◆ **Task to carry out**
Repeat the material exactly, leaving nothing out.
<<<<
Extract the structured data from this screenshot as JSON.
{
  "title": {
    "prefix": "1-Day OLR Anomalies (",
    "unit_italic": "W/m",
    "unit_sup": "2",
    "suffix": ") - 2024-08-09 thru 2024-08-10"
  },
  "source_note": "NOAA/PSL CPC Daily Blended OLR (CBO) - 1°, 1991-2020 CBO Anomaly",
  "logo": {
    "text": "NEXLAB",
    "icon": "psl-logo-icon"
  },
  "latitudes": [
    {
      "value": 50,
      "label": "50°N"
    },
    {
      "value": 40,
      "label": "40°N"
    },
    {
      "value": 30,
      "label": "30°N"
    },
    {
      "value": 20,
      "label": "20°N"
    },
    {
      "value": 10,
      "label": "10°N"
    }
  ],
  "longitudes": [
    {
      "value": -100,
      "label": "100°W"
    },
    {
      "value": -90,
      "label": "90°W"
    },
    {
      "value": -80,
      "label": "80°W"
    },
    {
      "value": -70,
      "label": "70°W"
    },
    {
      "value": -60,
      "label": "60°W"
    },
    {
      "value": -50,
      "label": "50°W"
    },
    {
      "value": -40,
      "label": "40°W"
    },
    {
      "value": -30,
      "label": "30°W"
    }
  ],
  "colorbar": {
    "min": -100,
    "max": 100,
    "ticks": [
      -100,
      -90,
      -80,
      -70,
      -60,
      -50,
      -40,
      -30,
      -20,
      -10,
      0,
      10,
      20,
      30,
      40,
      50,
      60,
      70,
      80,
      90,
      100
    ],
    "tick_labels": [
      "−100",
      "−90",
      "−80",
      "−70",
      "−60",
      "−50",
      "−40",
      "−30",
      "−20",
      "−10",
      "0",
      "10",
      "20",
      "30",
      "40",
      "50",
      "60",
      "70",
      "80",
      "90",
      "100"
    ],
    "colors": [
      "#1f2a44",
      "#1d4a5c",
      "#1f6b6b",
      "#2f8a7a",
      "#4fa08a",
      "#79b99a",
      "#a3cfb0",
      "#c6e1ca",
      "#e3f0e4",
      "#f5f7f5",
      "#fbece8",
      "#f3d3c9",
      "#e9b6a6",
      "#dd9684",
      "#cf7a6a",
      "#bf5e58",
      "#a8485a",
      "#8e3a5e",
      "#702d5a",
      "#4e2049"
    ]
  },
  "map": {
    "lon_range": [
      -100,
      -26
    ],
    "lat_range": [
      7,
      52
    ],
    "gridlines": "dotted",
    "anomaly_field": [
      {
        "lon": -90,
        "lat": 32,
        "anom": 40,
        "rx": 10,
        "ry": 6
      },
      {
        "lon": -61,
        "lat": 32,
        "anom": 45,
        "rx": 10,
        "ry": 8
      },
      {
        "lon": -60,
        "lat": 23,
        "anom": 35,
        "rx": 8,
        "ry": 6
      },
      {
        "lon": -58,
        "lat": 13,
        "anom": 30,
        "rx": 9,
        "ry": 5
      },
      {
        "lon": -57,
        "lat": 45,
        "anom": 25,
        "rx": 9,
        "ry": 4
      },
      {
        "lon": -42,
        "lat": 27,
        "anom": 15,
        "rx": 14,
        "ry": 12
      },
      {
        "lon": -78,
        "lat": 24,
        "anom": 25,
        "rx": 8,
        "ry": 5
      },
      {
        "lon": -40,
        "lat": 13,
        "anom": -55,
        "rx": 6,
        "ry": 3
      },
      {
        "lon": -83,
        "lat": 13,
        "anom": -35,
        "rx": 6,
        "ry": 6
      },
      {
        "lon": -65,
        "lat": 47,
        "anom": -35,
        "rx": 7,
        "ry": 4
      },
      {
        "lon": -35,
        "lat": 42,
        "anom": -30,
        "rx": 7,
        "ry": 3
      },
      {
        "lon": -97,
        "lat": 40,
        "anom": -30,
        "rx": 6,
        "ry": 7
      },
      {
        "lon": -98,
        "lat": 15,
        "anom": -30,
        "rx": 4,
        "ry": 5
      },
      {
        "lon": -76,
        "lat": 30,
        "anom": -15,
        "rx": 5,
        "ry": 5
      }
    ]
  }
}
>>>>
◆ **Complete response**
Extract the structured data from this screenshot as JSON.
{
  "title": {
    "prefix": "1-Day OLR Anomalies (",
    "unit_italic": "W/m",
    "unit_sup": "2",
    "suffix": ") - 2024-08-09 thru 2024-08-10"
  },
  "source_note": "NOAA/PSL CPC Daily Blended OLR (CBO) - 1°, 1991-2020 CBO Anomaly",
  "logo": {
    "text": "NEXLAB",
    "icon": "psl-logo-icon"
  },
  "latitudes": [
    {
      "value": 50,
      "label": "50°N"
    },
    {
      "value": 40,
      "label": "40°N"
    },
    {
      "value": 30,
      "label": "30°N"
    },
    {
      "value": 20,
      "label": "20°N"
    },
    {
      "value": 10,
      "label": "10°N"
    }
  ],
  "longitudes": [
    {
      "value": -100,
      "label": "100°W"
    },
    {
      "value": -90,
      "label": "90°W"
    },
    {
      "value": -80,
      "label": "80°W"
    },
    {
      "value": -70,
      "label": "70°W"
    },
    {
      "value": -60,
      "label": "60°W"
    },
    {
      "value": -50,
      "label": "50°W"
    },
    {
      "value": -40,
      "label": "40°W"
    },
    {
      "value": -30,
      "label": "30°W"
    }
  ],
  "colorbar": {
    "min": -100,
    "max": 100,
    "ticks": [
      -100,
      -90,
      -80,
      -70,
      -60,
      -50,
      -40,
      -30,
      -20,
      -10,
      0,
      10,
      20,
      30,
      40,
      50,
      60,
      70,
      80,
      90,
      100
    ],
    "tick_labels": [
      "−100",
      "−90",
      "−80",
      "−70",
      "−60",
      "−50",
      "−40",
      "−30",
      "−20",
      "−10",
      "0",
      "10",
      "20",
      "30",
      "40",
      "50",
      "60",
      "70",
      "80",
      "90",
      "100"
    ],
    "colors": [
      "#1f2a44",
      "#1d4a5c",
      "#1f6b6b",
      "#2f8a7a",
      "#4fa08a",
      "#79b99a",
      "#a3cfb0",
      "#c6e1ca",
      "#e3f0e4",
      "#f5f7f5",
      "#fbece8",
      "#f3d3c9",
      "#e9b6a6",
      "#dd9684",
      "#cf7a6a",
      "#bf5e58",
      "#a8485a",
      "#8e3a5e",
      "#702d5a",
      "#4e2049"
    ]
  },
  "map": {
    "lon_range": [
      -100,
      -26
    ],
    "lat_range": [
      7,
      52
    ],
    "gridlines": "dotted",
    "anomaly_field": [
      {
        "lon": -90,
        "lat": 32,
        "anom": 40,
        "rx": 10,
        "ry": 6
      },
      {
        "lon": -61,
        "lat": 32,
        "anom": 45,
        "rx": 10,
        "ry": 8
      },
      {
        "lon": -60,
        "lat": 23,
        "anom": 35,
        "rx": 8,
        "ry": 6
      },
      {
        "lon": -58,
        "lat": 13,
        "anom": 30,
        "rx": 9,
        "ry": 5
      },
      {
        "lon": -57,
        "lat": 45,
        "anom": 25,
        "rx": 9,
        "ry": 4
      },
      {
        "lon": -42,
        "lat": 27,
        "anom": 15,
        "rx": 14,
        "ry": 12
      },
      {
        "lon": -78,
        "lat": 24,
        "anom": 25,
        "rx": 8,
        "ry": 5
      },
      {
        "lon": -40,
        "lat": 13,
        "anom": -55,
        "rx": 6,
        "ry": 3
      },
      {
        "lon": -83,
        "lat": 13,
        "anom": -35,
        "rx": 6,
        "ry": 6
      },
      {
        "lon": -65,
        "lat": 47,
        "anom": -35,
        "rx": 7,
        "ry": 4
      },
      {
        "lon": -35,
        "lat": 42,
        "anom": -30,
        "rx": 7,
        "ry": 3
      },
      {
        "lon": -97,
        "lat": 40,
        "anom": -30,
        "rx": 6,
        "ry": 7
      },
      {
        "lon": -98,
        "lat": 15,
        "anom": -30,
        "rx": 4,
        "ry": 5
      },
      {
        "lon": -76,
        "lat": 30,
        "anom": -15,
        "rx": 5,
        "ry": 5
      }
    ]
  }
}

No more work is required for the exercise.